## RECORDS SHOWN
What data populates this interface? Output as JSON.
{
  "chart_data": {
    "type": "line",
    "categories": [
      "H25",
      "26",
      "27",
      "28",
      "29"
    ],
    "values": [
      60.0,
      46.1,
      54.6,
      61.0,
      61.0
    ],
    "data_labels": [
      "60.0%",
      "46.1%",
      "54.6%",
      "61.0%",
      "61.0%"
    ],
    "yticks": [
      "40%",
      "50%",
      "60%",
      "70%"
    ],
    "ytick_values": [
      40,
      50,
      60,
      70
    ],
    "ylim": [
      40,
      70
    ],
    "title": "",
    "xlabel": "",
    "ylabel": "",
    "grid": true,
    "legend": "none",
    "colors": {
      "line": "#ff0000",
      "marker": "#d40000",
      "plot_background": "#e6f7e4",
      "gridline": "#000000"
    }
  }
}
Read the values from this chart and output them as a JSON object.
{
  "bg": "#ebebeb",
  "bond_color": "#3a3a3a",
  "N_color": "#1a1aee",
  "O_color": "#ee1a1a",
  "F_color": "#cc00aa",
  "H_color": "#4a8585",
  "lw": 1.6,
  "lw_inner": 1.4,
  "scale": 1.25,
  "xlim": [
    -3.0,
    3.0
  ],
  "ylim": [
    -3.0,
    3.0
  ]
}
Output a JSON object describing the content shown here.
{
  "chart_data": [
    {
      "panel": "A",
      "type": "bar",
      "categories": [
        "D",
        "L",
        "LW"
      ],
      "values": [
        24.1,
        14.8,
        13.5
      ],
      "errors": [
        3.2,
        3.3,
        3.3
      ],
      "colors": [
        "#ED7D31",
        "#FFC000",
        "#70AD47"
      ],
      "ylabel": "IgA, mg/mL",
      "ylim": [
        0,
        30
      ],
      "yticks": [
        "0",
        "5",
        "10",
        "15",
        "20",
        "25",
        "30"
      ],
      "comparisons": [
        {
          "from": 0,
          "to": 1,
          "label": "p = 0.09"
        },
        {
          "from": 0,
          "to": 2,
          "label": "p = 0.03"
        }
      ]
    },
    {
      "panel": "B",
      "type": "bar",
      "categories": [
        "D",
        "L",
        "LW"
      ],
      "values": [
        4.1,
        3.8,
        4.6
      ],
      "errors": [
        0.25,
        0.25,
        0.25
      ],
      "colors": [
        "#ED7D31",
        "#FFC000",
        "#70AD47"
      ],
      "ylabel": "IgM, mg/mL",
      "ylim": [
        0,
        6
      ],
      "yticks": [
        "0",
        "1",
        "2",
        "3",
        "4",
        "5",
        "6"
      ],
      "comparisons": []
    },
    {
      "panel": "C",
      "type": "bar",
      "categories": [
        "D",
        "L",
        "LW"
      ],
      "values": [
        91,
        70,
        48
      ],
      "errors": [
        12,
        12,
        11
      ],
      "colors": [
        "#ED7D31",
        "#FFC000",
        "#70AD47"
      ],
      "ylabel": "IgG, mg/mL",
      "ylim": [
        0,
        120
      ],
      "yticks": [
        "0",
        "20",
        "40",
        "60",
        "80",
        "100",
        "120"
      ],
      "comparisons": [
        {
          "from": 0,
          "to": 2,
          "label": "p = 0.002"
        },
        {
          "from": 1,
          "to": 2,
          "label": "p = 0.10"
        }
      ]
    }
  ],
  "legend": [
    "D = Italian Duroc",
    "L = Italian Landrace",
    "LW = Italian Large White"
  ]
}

## REQUIREMENT
Filter the records down to the lines that contain the string "object", and copy those lines.

## RESPONSE FOR THIS EXERCISE
Read the values from this chart and output them as a JSON object.
Output a JSON object describing the content shown here.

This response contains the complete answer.